Task statement
Pull out every line below containing the word "Surf".

[Records excerpted from a collection]
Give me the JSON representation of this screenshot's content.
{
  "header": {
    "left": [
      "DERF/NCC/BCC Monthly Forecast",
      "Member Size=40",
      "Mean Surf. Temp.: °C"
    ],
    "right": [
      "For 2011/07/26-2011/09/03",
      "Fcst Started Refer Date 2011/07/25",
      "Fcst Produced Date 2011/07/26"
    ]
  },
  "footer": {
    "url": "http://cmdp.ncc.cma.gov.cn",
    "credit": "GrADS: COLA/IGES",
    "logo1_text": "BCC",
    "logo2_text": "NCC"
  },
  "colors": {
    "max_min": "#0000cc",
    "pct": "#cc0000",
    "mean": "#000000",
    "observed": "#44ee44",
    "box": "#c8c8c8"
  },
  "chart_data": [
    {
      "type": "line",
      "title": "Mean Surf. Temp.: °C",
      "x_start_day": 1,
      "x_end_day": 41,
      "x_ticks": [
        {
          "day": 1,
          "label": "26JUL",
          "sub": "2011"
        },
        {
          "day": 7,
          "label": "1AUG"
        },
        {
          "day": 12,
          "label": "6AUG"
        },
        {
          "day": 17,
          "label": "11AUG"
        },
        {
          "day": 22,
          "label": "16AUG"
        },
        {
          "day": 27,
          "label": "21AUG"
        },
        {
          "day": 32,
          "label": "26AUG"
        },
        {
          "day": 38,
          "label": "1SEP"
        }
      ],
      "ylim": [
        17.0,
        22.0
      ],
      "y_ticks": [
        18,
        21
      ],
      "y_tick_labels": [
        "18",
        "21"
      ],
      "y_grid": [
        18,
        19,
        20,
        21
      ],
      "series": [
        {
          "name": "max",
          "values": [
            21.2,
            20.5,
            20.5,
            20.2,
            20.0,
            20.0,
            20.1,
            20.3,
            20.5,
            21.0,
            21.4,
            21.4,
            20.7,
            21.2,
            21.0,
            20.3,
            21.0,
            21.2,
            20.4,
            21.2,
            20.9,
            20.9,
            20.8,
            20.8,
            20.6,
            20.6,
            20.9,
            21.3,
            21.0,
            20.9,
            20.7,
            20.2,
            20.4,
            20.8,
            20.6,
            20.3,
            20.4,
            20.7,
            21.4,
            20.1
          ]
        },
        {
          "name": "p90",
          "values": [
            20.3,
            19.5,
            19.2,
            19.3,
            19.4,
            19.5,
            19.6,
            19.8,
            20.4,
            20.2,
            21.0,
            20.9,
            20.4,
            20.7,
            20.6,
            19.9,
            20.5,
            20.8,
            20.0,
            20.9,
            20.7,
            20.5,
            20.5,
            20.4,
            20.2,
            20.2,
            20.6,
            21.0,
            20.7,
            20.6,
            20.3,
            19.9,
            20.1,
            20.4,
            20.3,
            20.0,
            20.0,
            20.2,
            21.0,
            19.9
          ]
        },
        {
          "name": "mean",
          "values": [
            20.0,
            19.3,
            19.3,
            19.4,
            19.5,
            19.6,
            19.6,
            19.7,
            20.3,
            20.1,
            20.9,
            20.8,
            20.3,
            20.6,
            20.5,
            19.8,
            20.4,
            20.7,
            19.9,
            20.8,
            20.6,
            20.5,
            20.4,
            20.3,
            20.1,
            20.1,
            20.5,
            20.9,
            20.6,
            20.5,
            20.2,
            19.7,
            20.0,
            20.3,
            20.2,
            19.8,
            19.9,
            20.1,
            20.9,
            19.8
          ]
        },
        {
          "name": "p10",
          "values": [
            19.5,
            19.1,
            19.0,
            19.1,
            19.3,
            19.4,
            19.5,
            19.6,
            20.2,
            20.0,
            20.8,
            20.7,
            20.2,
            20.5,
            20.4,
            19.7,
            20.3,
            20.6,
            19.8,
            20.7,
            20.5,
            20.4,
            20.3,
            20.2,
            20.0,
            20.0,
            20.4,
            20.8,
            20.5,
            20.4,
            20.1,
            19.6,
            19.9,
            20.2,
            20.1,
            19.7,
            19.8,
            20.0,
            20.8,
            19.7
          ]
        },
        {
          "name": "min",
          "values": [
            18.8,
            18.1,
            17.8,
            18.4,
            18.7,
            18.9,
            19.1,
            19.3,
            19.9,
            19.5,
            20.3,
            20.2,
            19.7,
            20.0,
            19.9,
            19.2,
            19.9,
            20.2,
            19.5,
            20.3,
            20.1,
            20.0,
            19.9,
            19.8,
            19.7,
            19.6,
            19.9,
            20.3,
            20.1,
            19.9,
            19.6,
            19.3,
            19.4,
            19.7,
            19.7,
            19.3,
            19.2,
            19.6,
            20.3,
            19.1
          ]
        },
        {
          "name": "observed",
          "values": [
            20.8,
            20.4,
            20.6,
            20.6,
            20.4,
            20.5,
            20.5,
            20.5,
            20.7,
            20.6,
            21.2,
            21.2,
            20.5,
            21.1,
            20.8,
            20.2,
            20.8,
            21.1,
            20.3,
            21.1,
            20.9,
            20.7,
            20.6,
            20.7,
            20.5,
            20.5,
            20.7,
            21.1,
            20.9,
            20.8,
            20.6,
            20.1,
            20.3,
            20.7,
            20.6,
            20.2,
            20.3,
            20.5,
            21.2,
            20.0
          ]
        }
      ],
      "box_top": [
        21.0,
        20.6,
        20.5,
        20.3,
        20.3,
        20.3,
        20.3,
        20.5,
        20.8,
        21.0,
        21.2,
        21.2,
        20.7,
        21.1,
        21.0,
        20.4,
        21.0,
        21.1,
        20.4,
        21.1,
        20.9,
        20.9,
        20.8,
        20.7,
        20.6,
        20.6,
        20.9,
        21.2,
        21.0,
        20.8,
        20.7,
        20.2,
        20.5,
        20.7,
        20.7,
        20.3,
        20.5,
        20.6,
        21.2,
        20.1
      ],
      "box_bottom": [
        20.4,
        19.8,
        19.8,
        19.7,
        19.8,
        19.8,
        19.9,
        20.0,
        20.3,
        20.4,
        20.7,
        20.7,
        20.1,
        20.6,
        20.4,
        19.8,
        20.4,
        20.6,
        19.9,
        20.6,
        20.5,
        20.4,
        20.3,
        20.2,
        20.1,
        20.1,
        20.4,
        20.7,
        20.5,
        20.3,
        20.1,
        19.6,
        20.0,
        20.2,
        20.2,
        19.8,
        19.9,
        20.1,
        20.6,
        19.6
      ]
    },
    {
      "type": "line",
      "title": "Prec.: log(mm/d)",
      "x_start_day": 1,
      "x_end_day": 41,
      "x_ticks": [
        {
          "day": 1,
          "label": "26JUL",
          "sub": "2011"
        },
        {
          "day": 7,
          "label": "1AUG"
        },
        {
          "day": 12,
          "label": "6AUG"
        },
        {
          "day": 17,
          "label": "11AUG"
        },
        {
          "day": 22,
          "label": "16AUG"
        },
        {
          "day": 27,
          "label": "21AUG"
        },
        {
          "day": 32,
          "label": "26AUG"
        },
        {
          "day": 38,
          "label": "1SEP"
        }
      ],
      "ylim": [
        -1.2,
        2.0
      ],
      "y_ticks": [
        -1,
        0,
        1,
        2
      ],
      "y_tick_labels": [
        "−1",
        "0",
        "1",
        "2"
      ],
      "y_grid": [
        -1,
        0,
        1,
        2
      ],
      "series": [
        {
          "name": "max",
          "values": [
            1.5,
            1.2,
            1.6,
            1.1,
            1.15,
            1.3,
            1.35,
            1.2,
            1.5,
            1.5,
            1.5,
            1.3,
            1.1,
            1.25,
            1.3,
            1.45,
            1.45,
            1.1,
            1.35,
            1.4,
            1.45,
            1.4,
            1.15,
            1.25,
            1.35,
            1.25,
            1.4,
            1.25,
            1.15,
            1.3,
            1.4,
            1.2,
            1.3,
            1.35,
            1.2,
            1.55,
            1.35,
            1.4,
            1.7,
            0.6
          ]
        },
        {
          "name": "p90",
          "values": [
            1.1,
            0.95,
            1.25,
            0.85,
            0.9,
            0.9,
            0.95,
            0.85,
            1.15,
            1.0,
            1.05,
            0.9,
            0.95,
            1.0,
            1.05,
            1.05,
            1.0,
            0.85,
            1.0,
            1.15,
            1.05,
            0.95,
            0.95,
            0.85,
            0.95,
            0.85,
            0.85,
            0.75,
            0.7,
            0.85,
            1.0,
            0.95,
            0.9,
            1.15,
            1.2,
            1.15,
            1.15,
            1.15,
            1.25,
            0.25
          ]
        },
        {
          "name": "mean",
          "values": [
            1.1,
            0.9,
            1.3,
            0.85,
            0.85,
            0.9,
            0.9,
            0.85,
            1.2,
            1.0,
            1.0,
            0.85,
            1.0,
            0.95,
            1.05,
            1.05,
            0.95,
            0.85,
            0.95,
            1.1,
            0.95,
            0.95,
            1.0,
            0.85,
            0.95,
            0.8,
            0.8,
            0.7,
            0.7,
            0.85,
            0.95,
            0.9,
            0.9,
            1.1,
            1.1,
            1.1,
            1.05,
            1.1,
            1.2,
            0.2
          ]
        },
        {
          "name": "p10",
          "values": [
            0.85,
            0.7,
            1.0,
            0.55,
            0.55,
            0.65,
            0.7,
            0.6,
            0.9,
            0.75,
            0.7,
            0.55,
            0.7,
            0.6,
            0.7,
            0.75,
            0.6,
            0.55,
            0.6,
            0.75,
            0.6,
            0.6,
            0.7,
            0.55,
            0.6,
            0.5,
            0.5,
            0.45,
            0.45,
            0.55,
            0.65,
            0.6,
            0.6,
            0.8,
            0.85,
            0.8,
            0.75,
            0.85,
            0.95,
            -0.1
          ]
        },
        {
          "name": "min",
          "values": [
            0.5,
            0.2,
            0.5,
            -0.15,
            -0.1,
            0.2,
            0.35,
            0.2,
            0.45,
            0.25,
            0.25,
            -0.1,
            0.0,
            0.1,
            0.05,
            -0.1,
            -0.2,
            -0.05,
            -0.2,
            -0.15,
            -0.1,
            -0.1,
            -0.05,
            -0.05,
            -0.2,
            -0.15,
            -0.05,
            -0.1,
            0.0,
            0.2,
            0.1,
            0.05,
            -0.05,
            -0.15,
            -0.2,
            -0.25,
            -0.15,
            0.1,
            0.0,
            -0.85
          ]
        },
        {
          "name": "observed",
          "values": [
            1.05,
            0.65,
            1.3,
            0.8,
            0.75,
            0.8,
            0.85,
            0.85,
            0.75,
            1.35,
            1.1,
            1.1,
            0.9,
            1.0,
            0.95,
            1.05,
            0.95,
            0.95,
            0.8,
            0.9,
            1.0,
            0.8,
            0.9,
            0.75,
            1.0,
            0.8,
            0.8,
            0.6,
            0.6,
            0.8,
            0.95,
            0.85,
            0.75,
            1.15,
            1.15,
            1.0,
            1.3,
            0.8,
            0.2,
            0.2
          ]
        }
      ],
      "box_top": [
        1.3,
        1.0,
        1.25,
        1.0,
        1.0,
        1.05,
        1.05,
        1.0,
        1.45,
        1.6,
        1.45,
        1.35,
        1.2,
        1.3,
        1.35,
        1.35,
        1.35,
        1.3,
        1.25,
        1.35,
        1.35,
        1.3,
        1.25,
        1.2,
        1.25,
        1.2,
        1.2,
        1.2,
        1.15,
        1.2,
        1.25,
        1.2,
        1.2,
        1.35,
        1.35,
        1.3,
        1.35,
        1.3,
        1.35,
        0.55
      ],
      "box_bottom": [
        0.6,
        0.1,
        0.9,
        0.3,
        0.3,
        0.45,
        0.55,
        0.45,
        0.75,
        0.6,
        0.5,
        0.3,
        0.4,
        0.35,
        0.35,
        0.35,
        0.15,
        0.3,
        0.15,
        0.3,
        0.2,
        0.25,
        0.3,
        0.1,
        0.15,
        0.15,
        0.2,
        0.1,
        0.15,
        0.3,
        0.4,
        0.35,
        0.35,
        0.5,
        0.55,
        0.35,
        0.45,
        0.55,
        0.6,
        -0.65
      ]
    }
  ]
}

Final result
      "Mean Surf. Temp.: °C"
      "title": "Mean Surf. Temp.: °C",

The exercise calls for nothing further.